[START Source records]

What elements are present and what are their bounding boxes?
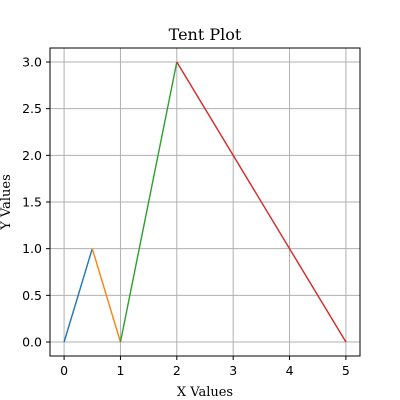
y-tick-label: 0.5 bbox=[22, 288, 42, 303]
series-line-2 bbox=[91, 248, 122, 343]
y-tick-label: 1.0 bbox=[22, 241, 42, 256]
y-tick-label: 2.5 bbox=[22, 101, 42, 116]
y-tick-label: 3.0 bbox=[22, 55, 42, 70]
y-axis-label: Y Values bbox=[0, 174, 14, 231]
series-line-1 bbox=[63, 248, 93, 343]
axis-ticks: 0 1 2 3 4 5 0.0 0.5 1.0 1.5 2.0 2.5 3.0 bbox=[22, 55, 350, 379]
y-tick-label: 2.0 bbox=[22, 148, 42, 163]
x-tick-label: 3 bbox=[229, 363, 237, 378]
x-tick-label: 5 bbox=[342, 363, 350, 378]
x-tick-label: 2 bbox=[173, 363, 181, 378]
y-tick-label: 0.0 bbox=[22, 335, 42, 350]
series-line-4 bbox=[176, 61, 347, 343]
x-axis-label: X Values bbox=[177, 385, 233, 400]
x-tick-label: 0 bbox=[60, 363, 68, 378]
chart-title: Tent Plot bbox=[169, 25, 242, 44]
series-lines bbox=[63, 61, 347, 343]
series-line-3 bbox=[119, 61, 178, 343]
grid bbox=[50, 48, 360, 356]
y-tick-label: 1.5 bbox=[22, 195, 42, 210]
x-tick-label: 4 bbox=[286, 363, 294, 378]
x-tick-label: 1 bbox=[116, 363, 124, 378]
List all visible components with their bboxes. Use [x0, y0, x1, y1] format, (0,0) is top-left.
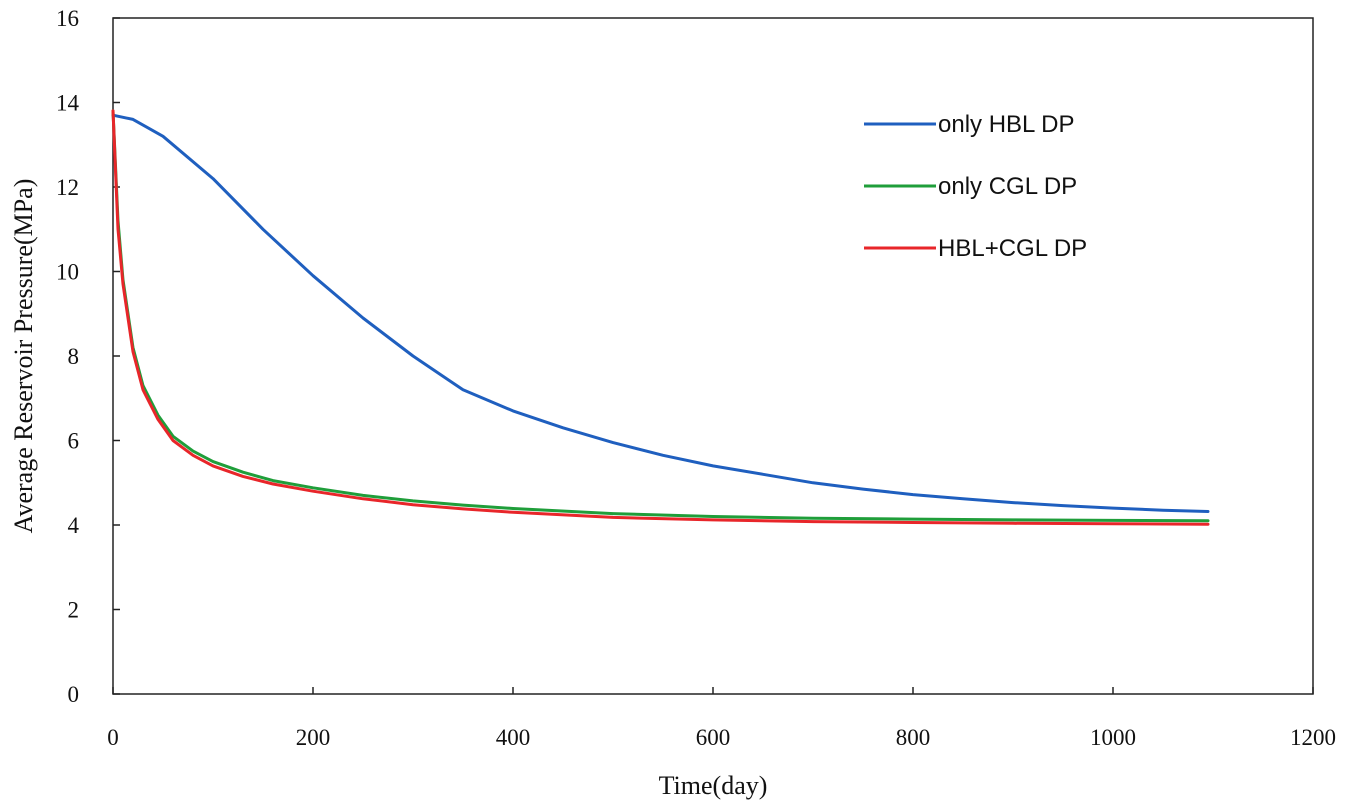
legend: only HBL DP only CGL DP HBL+CGL DP — [864, 111, 1087, 262]
y-tick-label: 4 — [68, 513, 80, 538]
legend-label: HBL+CGL DP — [938, 235, 1087, 262]
legend-label: only CGL DP — [938, 173, 1077, 200]
y-tick-label: 6 — [68, 429, 80, 454]
series-line-only-hbl-dp — [111, 113, 1210, 513]
x-tick-label: 600 — [696, 725, 731, 750]
x-tick-label: 0 — [107, 725, 119, 750]
y-tick-label: 12 — [56, 175, 79, 200]
x-axis-title: Time(day) — [659, 771, 768, 800]
legend-label: only HBL DP — [938, 111, 1075, 138]
y-tick-label: 14 — [56, 91, 80, 116]
series-line-hbl-cgl-dp — [111, 109, 1210, 526]
x-tick-label: 800 — [896, 725, 931, 750]
y-tick-label: 16 — [56, 6, 79, 31]
x-tick-label: 1200 — [1290, 725, 1336, 750]
series-layer — [111, 109, 1210, 526]
y-tick-label: 10 — [56, 260, 79, 285]
x-tick-label: 1000 — [1090, 725, 1136, 750]
y-axis-title: Average Reservoir Pressure(MPa) — [9, 179, 38, 534]
y-tick-label: 0 — [68, 682, 80, 707]
plot-frame — [112, 17, 1314, 695]
x-tick-label: 200 — [296, 725, 331, 750]
x-tick-label: 400 — [496, 725, 531, 750]
y-tick-label: 2 — [68, 598, 80, 623]
y-tick-label: 8 — [68, 344, 80, 369]
axes: 0 200 400 600 800 1000 1200 0 2 4 6 8 10 12 14 16 — [56, 6, 1336, 750]
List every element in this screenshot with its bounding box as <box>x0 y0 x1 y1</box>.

[END Source records]

• _Set exercise_
Write out every line of the entries above word for word, omitting the picture placeholders.

• _Output of the task_
What elements are present and what are their bounding boxes?
y-tick-label: 0.5 bbox=[22, 288, 42, 303]
series-line-2 bbox=[91, 248, 122, 343]
y-tick-label: 1.0 bbox=[22, 241, 42, 256]
y-tick-label: 2.5 bbox=[22, 101, 42, 116]
y-tick-label: 3.0 bbox=[22, 55, 42, 70]
y-axis-label: Y Values bbox=[0, 174, 14, 231]
series-line-1 bbox=[63, 248, 93, 343]
axis-ticks: 0 1 2 3 4 5 0.0 0.5 1.0 1.5 2.0 2.5 3.0 bbox=[22, 55, 350, 379]
y-tick-label: 2.0 bbox=[22, 148, 42, 163]
x-tick-label: 3 bbox=[229, 363, 237, 378]
x-tick-label: 5 bbox=[342, 363, 350, 378]
x-tick-label: 2 bbox=[173, 363, 181, 378]
y-tick-label: 0.0 bbox=[22, 335, 42, 350]
series-line-4 bbox=[176, 61, 347, 343]
x-axis-label: X Values bbox=[177, 385, 233, 400]
x-tick-label: 0 bbox=[60, 363, 68, 378]
chart-title: Tent Plot bbox=[169, 25, 242, 44]
series-lines bbox=[63, 61, 347, 343]
series-line-3 bbox=[119, 61, 178, 343]
grid bbox=[50, 48, 360, 356]
y-tick-label: 1.5 bbox=[22, 195, 42, 210]
x-tick-label: 4 bbox=[286, 363, 294, 378]
x-tick-label: 1 bbox=[116, 363, 124, 378]
List all visible components with their bboxes. Use [x0, y0, x1, y1] format, (0,0) is top-left.
legend: only HBL DP only CGL DP HBL+CGL DP — [864, 111, 1087, 262]
y-tick-label: 4 — [68, 513, 80, 538]
legend-label: HBL+CGL DP — [938, 235, 1087, 262]
legend-label: only CGL DP — [938, 173, 1077, 200]
y-tick-label: 6 — [68, 429, 80, 454]
series-line-only-hbl-dp — [111, 113, 1210, 513]
x-tick-label: 600 — [696, 725, 731, 750]
x-tick-label: 0 — [107, 725, 119, 750]
y-tick-label: 12 — [56, 175, 79, 200]
x-axis-title: Time(day) — [659, 771, 768, 800]
legend-label: only HBL DP — [938, 111, 1075, 138]
y-tick-label: 14 — [56, 91, 80, 116]
series-line-hbl-cgl-dp — [111, 109, 1210, 526]
x-tick-label: 800 — [896, 725, 931, 750]
y-tick-label: 16 — [56, 6, 79, 31]
x-tick-label: 1200 — [1290, 725, 1336, 750]
series-layer — [111, 109, 1210, 526]
y-tick-label: 10 — [56, 260, 79, 285]
x-tick-label: 1000 — [1090, 725, 1136, 750]
y-axis-title: Average Reservoir Pressure(MPa) — [9, 179, 38, 534]
y-tick-label: 0 — [68, 682, 80, 707]
plot-frame — [112, 17, 1314, 695]
x-tick-label: 200 — [296, 725, 331, 750]
x-tick-label: 400 — [496, 725, 531, 750]
y-tick-label: 2 — [68, 598, 80, 623]
y-tick-label: 8 — [68, 344, 80, 369]
axes: 0 200 400 600 800 1000 1200 0 2 4 6 8 10 12 14 16 — [56, 6, 1336, 750]
List every element in this screenshot with its bounding box as <box>x0 y0 x1 y1</box>.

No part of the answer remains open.